**Work to do**
Pictures stay out of the copy; restate everything else in the material exactly.

**Material to process**
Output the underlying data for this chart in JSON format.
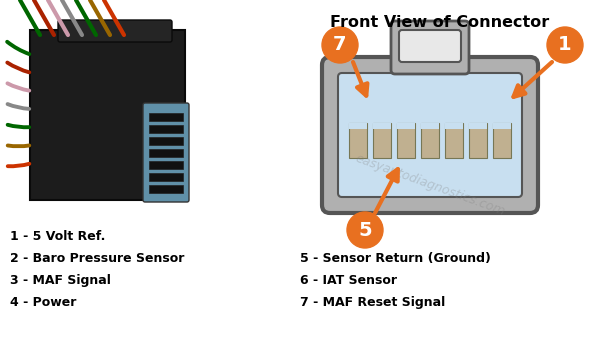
{
  "title": "Front View of Connector",
  "watermark": "easyautodiagnostics.com",
  "legend_left": [
    "1 - 5 Volt Ref.",
    "2 - Baro Pressure Sensor",
    "3 - MAF Signal",
    "4 - Power"
  ],
  "legend_right": [
    "5 - Sensor Return (Ground)",
    "6 - IAT Sensor",
    "7 - MAF Reset Signal"
  ],
  "circle_color": "#E87020",
  "circle_text_color": "#FFFFFF",
  "connector_outer_color": "#B0B0B0",
  "connector_inner_color": "#C8DFF0",
  "connector_tab_color": "#D0D0D0",
  "connector_border_color": "#555555",
  "terminal_color": "#C0B090",
  "arrow_color": "#E87020",
  "background_color": "#FFFFFF",
  "legend_fontsize": 9.0,
  "title_fontsize": 11.5,
  "plug_body_color": "#1a1a1a",
  "plug_face_color": "#7aaabb",
  "wire_colors": [
    "#006600",
    "#aa2200",
    "#cc99aa",
    "#888888",
    "#006600",
    "#996600",
    "#cc3300"
  ]
}
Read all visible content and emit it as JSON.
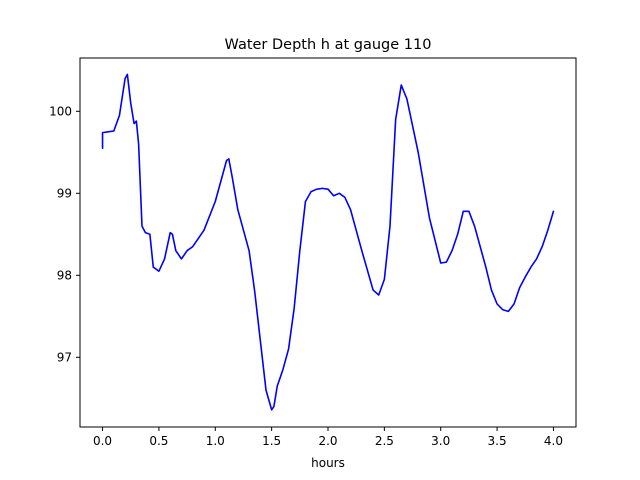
{
  "chart_data": {
    "type": "line",
    "title": "Water Depth h at gauge 110",
    "xlabel": "hours",
    "ylabel": "",
    "xlim": [
      -0.2,
      4.2
    ],
    "ylim": [
      96.15,
      100.65
    ],
    "xticks": [
      0.0,
      0.5,
      1.0,
      1.5,
      2.0,
      2.5,
      3.0,
      3.5,
      4.0
    ],
    "xtick_labels": [
      "0.0",
      "0.5",
      "1.0",
      "1.5",
      "2.0",
      "2.5",
      "3.0",
      "3.5",
      "4.0"
    ],
    "yticks": [
      97,
      98,
      99,
      100
    ],
    "ytick_labels": [
      "97",
      "98",
      "99",
      "100"
    ],
    "grid": false,
    "series": [
      {
        "color": "#0000ff",
        "x": [
          0.0,
          0.0,
          0.05,
          0.1,
          0.15,
          0.2,
          0.22,
          0.25,
          0.28,
          0.3,
          0.32,
          0.35,
          0.38,
          0.42,
          0.45,
          0.5,
          0.55,
          0.6,
          0.62,
          0.65,
          0.7,
          0.75,
          0.8,
          0.9,
          1.0,
          1.05,
          1.1,
          1.12,
          1.15,
          1.2,
          1.3,
          1.35,
          1.4,
          1.45,
          1.5,
          1.52,
          1.55,
          1.6,
          1.65,
          1.7,
          1.75,
          1.8,
          1.85,
          1.9,
          1.95,
          2.0,
          2.05,
          2.1,
          2.15,
          2.2,
          2.3,
          2.4,
          2.45,
          2.5,
          2.55,
          2.6,
          2.65,
          2.7,
          2.8,
          2.9,
          3.0,
          3.05,
          3.1,
          3.15,
          3.2,
          3.25,
          3.3,
          3.35,
          3.4,
          3.45,
          3.5,
          3.55,
          3.6,
          3.65,
          3.7,
          3.75,
          3.8,
          3.85,
          3.9,
          3.95,
          4.0
        ],
        "y": [
          99.55,
          99.74,
          99.75,
          99.76,
          99.95,
          100.4,
          100.45,
          100.1,
          99.85,
          99.88,
          99.6,
          98.6,
          98.52,
          98.5,
          98.1,
          98.05,
          98.2,
          98.52,
          98.5,
          98.3,
          98.2,
          98.3,
          98.35,
          98.55,
          98.9,
          99.15,
          99.4,
          99.42,
          99.2,
          98.8,
          98.3,
          97.8,
          97.2,
          96.6,
          96.36,
          96.4,
          96.65,
          96.85,
          97.1,
          97.6,
          98.3,
          98.9,
          99.02,
          99.05,
          99.06,
          99.05,
          98.97,
          99.0,
          98.95,
          98.8,
          98.3,
          97.82,
          97.76,
          97.95,
          98.6,
          99.9,
          100.32,
          100.15,
          99.5,
          98.7,
          98.15,
          98.16,
          98.3,
          98.5,
          98.78,
          98.78,
          98.6,
          98.35,
          98.1,
          97.82,
          97.65,
          97.58,
          97.56,
          97.65,
          97.85,
          97.98,
          98.1,
          98.2,
          98.35,
          98.55,
          98.78
        ]
      }
    ]
  }
}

**Final result**
Output the underlying data for this chart in JSON format.
{
  "title": "Front View of Connector",
  "watermark": "easyautodiagnostics.com",
  "legend_left": [
    "1 - 5 Volt Ref.",
    "2 - Baro Pressure Sensor",
    "3 - MAF Signal",
    "4 - Power"
  ],
  "legend_right": [
    "5 - Sensor Return (Ground)",
    "6 - IAT Sensor",
    "7 - MAF Reset Signal"
  ],
  "circle_color": "#E87020",
  "circle_text_color": "#FFFFFF",
  "connector_outer_color": "#B0B0B0",
  "connector_inner_color": "#C8DFF0",
  "connector_tab_color": "#D0D0D0",
  "connector_border_color": "#555555",
  "terminal_color": "#C0B090",
  "arrow_color": "#E87020",
  "background_color": "#FFFFFF",
  "legend_fontsize": 9.0,
  "title_fontsize": 11.5,
  "plug_body_color": "#1a1a1a",
  "plug_face_color": "#7aaabb",
  "wire_colors": [
    "#006600",
    "#aa2200",
    "#cc99aa",
    "#888888",
    "#006600",
    "#996600",
    "#cc3300"
  ]
}
Read all visible content and emit it as JSON.
{
  "chart_data": {
    "type": "line",
    "title": "Water Depth h at gauge 110",
    "xlabel": "hours",
    "ylabel": "",
    "xlim": [
      -0.2,
      4.2
    ],
    "ylim": [
      96.15,
      100.65
    ],
    "xticks": [
      0.0,
      0.5,
      1.0,
      1.5,
      2.0,
      2.5,
      3.0,
      3.5,
      4.0
    ],
    "xtick_labels": [
      "0.0",
      "0.5",
      "1.0",
      "1.5",
      "2.0",
      "2.5",
      "3.0",
      "3.5",
      "4.0"
    ],
    "yticks": [
      97,
      98,
      99,
      100
    ],
    "ytick_labels": [
      "97",
      "98",
      "99",
      "100"
    ],
    "grid": false,
    "series": [
      {
        "color": "#0000ff",
        "x": [
          0.0,
          0.0,
          0.05,
          0.1,
          0.15,
          0.2,
          0.22,
          0.25,
          0.28,
          0.3,
          0.32,
          0.35,
          0.38,
          0.42,
          0.45,
          0.5,
          0.55,
          0.6,
          0.62,
          0.65,
          0.7,
          0.75,
          0.8,
          0.9,
          1.0,
          1.05,
          1.1,
          1.12,
          1.15,
          1.2,
          1.3,
          1.35,
          1.4,
          1.45,
          1.5,
          1.52,
          1.55,
          1.6,
          1.65,
          1.7,
          1.75,
          1.8,
          1.85,
          1.9,
          1.95,
          2.0,
          2.05,
          2.1,
          2.15,
          2.2,
          2.3,
          2.4,
          2.45,
          2.5,
          2.55,
          2.6,
          2.65,
          2.7,
          2.8,
          2.9,
          3.0,
          3.05,
          3.1,
          3.15,
          3.2,
          3.25,
          3.3,
          3.35,
          3.4,
          3.45,
          3.5,
          3.55,
          3.6,
          3.65,
          3.7,
          3.75,
          3.8,
          3.85,
          3.9,
          3.95,
          4.0
        ],
        "y": [
          99.55,
          99.74,
          99.75,
          99.76,
          99.95,
          100.4,
          100.45,
          100.1,
          99.85,
          99.88,
          99.6,
          98.6,
          98.52,
          98.5,
          98.1,
          98.05,
          98.2,
          98.52,
          98.5,
          98.3,
          98.2,
          98.3,
          98.35,
          98.55,
          98.9,
          99.15,
          99.4,
          99.42,
          99.2,
          98.8,
          98.3,
          97.8,
          97.2,
          96.6,
          96.36,
          96.4,
          96.65,
          96.85,
          97.1,
          97.6,
          98.3,
          98.9,
          99.02,
          99.05,
          99.06,
          99.05,
          98.97,
          99.0,
          98.95,
          98.8,
          98.3,
          97.82,
          97.76,
          97.95,
          98.6,
          99.9,
          100.32,
          100.15,
          99.5,
          98.7,
          98.15,
          98.16,
          98.3,
          98.5,
          98.78,
          98.78,
          98.6,
          98.35,
          98.1,
          97.82,
          97.65,
          97.58,
          97.56,
          97.65,
          97.85,
          97.98,
          98.1,
          98.2,
          98.35,
          98.55,
          98.78
        ]
      }
    ]
  }
}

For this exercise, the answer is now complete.